▶ [WHAT NEEDS TO BE DONE]: Read the entries below and pull out each line with the string "name".

▶ [ENTRIES SUPPLIED]:
+ + +
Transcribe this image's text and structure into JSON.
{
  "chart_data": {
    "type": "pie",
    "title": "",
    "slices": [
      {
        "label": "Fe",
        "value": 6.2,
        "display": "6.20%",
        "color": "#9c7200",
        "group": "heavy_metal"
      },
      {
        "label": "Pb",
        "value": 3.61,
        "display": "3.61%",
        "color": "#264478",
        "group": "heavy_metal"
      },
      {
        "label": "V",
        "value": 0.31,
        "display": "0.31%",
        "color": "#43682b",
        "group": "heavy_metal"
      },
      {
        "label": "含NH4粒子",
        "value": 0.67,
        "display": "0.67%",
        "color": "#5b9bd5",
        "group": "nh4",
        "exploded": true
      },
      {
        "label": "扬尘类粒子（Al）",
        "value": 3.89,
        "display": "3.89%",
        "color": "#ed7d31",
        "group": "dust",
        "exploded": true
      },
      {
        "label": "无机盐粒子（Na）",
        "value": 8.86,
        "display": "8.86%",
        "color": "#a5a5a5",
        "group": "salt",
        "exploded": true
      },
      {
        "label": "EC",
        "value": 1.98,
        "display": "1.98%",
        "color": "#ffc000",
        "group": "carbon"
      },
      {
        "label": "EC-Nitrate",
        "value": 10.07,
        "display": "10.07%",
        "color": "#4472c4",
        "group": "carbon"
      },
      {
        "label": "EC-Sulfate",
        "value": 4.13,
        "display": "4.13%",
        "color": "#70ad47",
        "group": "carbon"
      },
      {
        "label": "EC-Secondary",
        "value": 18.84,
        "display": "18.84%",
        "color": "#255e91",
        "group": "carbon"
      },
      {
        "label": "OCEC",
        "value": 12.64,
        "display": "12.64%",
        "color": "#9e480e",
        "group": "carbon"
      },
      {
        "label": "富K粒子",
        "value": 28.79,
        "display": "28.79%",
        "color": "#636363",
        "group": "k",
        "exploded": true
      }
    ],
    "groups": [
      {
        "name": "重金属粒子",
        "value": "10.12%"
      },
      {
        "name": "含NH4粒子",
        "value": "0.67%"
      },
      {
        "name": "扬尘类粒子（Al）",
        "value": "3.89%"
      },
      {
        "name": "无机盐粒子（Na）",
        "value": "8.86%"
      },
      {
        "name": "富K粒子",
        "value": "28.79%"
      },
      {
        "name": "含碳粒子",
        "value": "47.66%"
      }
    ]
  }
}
+ + +
▶ [ANSWER TO THIS PROBLEM]:
        "name": "重金属粒子",
        "name": "含NH4粒子",
        "name": "扬尘类粒子（Al）",
        "name": "无机盐粒子（Na）",
        "name": "富K粒子",
        "name": "含碳粒子",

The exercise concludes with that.